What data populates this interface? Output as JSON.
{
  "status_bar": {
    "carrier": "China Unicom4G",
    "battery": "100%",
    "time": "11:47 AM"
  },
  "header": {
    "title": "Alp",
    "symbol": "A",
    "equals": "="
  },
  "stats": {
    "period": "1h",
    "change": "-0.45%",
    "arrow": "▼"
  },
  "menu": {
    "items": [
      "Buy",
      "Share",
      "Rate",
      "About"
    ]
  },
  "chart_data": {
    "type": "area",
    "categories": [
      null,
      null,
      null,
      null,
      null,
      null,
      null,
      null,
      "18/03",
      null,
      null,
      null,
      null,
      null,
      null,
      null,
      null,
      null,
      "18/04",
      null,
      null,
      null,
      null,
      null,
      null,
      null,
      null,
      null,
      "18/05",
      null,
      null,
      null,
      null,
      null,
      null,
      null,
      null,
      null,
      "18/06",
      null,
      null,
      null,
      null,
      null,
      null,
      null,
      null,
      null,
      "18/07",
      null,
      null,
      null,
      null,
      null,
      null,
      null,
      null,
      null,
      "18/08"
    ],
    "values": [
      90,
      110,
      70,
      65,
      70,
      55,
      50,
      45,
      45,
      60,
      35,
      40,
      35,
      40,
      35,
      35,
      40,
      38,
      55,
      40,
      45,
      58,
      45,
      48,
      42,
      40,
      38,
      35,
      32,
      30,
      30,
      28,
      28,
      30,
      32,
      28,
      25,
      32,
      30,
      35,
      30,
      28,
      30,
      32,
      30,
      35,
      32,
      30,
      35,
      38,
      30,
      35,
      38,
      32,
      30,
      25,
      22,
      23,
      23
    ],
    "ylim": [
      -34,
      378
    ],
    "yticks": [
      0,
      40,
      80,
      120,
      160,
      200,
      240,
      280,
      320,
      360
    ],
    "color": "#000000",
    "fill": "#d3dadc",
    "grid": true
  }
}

::::

Every line of the data above should be reproduced word for word.

What data populates this interface? Output as JSON.
{
  "status_bar": {
    "carrier": "China Unicom4G",
    "battery": "100%",
    "time": "11:47 AM"
  },
  "header": {
    "title": "Alp",
    "symbol": "A",
    "equals": "="
  },
  "stats": {
    "period": "1h",
    "change": "-0.45%",
    "arrow": "▼"
  },
  "menu": {
    "items": [
      "Buy",
      "Share",
      "Rate",
      "About"
    ]
  },
  "chart_data": {
    "type": "area",
    "categories": [
      null,
      null,
      null,
      null,
      null,
      null,
      null,
      null,
      "18/03",
      null,
      null,
      null,
      null,
      null,
      null,
      null,
      null,
      null,
      "18/04",
      null,
      null,
      null,
      null,
      null,
      null,
      null,
      null,
      null,
      "18/05",
      null,
      null,
      null,
      null,
      null,
      null,
      null,
      null,
      null,
      "18/06",
      null,
      null,
      null,
      null,
      null,
      null,
      null,
      null,
      null,
      "18/07",
      null,
      null,
      null,
      null,
      null,
      null,
      null,
      null,
      null,
      "18/08"
    ],
    "values": [
      90,
      110,
      70,
      65,
      70,
      55,
      50,
      45,
      45,
      60,
      35,
      40,
      35,
      40,
      35,
      35,
      40,
      38,
      55,
      40,
      45,
      58,
      45,
      48,
      42,
      40,
      38,
      35,
      32,
      30,
      30,
      28,
      28,
      30,
      32,
      28,
      25,
      32,
      30,
      35,
      30,
      28,
      30,
      32,
      30,
      35,
      32,
      30,
      35,
      38,
      30,
      35,
      38,
      32,
      30,
      25,
      22,
      23,
      23
    ],
    "ylim": [
      -34,
      378
    ],
    "yticks": [
      0,
      40,
      80,
      120,
      160,
      200,
      240,
      280,
      320,
      360
    ],
    "color": "#000000",
    "fill": "#d3dadc",
    "grid": true
  }
}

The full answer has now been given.